▶ [Exercise prompt]: Reproduce the listing word for word, from its first line through the line containing "coin-row[interactable]: ★ 이더 ETH/", with both of those lines included.

[Dataset records]
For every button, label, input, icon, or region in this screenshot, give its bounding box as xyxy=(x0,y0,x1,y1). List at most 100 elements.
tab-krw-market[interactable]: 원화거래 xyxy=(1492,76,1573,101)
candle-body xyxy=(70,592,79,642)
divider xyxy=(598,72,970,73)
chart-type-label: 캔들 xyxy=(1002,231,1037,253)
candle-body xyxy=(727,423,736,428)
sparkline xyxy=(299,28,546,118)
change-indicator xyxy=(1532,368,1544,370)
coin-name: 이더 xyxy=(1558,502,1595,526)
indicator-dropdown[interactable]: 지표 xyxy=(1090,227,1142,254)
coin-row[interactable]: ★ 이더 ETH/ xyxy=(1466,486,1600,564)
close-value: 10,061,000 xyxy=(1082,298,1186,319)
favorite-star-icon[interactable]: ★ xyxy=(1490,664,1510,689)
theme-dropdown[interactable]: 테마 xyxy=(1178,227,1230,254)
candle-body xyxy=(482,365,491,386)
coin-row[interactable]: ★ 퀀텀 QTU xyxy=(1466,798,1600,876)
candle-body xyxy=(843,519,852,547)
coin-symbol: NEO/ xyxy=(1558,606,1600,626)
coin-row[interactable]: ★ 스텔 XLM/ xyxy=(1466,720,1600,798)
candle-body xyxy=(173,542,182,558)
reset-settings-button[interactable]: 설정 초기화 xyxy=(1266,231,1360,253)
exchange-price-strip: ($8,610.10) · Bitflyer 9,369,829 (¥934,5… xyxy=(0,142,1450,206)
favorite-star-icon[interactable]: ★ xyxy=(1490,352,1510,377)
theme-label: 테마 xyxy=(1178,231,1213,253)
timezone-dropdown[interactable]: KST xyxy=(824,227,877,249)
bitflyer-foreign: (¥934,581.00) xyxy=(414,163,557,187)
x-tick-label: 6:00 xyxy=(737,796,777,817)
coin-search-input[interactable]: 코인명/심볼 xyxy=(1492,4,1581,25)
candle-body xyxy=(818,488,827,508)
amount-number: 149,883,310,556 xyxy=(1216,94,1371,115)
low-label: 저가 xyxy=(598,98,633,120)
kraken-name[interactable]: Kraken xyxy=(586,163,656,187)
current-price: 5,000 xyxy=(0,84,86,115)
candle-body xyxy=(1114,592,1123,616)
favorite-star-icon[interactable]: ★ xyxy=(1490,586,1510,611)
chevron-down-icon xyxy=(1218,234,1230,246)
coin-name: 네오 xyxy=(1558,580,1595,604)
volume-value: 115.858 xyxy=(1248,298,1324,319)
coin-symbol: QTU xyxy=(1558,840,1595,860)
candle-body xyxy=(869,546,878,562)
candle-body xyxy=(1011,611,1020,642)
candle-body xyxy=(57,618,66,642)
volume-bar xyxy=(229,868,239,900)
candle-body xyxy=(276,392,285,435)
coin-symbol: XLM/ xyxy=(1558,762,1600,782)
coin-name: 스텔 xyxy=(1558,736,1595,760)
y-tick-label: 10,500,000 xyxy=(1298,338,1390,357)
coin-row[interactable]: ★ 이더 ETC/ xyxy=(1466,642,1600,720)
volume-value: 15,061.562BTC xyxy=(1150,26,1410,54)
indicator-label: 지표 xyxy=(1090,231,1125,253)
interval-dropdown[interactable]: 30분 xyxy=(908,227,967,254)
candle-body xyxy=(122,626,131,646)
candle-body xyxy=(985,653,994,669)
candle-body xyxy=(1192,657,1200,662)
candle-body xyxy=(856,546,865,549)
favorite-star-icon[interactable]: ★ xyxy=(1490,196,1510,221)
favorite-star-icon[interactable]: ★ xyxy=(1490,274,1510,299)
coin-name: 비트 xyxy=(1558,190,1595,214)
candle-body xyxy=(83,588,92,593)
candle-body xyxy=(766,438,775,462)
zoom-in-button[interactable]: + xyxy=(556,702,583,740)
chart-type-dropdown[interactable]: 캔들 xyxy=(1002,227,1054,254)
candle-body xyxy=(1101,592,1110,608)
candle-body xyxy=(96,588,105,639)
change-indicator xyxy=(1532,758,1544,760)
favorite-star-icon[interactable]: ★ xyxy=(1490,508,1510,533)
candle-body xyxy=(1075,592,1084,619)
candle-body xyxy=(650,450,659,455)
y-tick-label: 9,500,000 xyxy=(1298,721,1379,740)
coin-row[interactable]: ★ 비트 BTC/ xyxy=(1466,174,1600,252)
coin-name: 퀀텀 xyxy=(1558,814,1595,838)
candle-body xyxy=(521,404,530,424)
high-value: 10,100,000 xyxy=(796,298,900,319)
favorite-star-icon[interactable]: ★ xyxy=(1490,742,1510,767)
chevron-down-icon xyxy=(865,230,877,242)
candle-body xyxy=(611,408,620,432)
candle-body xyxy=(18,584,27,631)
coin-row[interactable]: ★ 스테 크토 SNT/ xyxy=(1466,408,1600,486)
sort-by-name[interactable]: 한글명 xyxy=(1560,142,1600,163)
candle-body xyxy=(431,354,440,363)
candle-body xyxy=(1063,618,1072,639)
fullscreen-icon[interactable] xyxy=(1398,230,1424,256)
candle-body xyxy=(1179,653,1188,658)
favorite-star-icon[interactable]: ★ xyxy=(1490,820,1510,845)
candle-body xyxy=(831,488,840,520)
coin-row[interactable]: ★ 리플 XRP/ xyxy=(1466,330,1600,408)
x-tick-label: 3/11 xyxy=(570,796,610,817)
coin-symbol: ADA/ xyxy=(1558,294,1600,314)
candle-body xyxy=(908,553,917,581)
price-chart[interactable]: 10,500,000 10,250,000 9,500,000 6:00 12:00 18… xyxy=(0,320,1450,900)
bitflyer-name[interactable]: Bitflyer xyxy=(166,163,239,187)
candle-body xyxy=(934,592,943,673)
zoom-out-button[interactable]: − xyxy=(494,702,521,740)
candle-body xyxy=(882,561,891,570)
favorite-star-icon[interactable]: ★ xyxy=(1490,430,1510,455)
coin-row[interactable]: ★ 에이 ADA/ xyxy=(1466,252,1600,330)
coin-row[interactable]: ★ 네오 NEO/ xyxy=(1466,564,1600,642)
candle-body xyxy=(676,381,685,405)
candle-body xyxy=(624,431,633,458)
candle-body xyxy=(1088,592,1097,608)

▶ [Exercise result]:
For every button, label, input, icon, or region in this screenshot, give its bounding box as xyxy=(x0,y0,x1,y1). List at most 100 elements.
tab-krw-market[interactable]: 원화거래 xyxy=(1492,76,1573,101)
candle-body xyxy=(70,592,79,642)
divider xyxy=(598,72,970,73)
chart-type-label: 캔들 xyxy=(1002,231,1037,253)
candle-body xyxy=(727,423,736,428)
sparkline xyxy=(299,28,546,118)
change-indicator xyxy=(1532,368,1544,370)
coin-name: 이더 xyxy=(1558,502,1595,526)
indicator-dropdown[interactable]: 지표 xyxy=(1090,227,1142,254)
coin-row[interactable]: ★ 이더 ETH/ xyxy=(1466,486,1600,564)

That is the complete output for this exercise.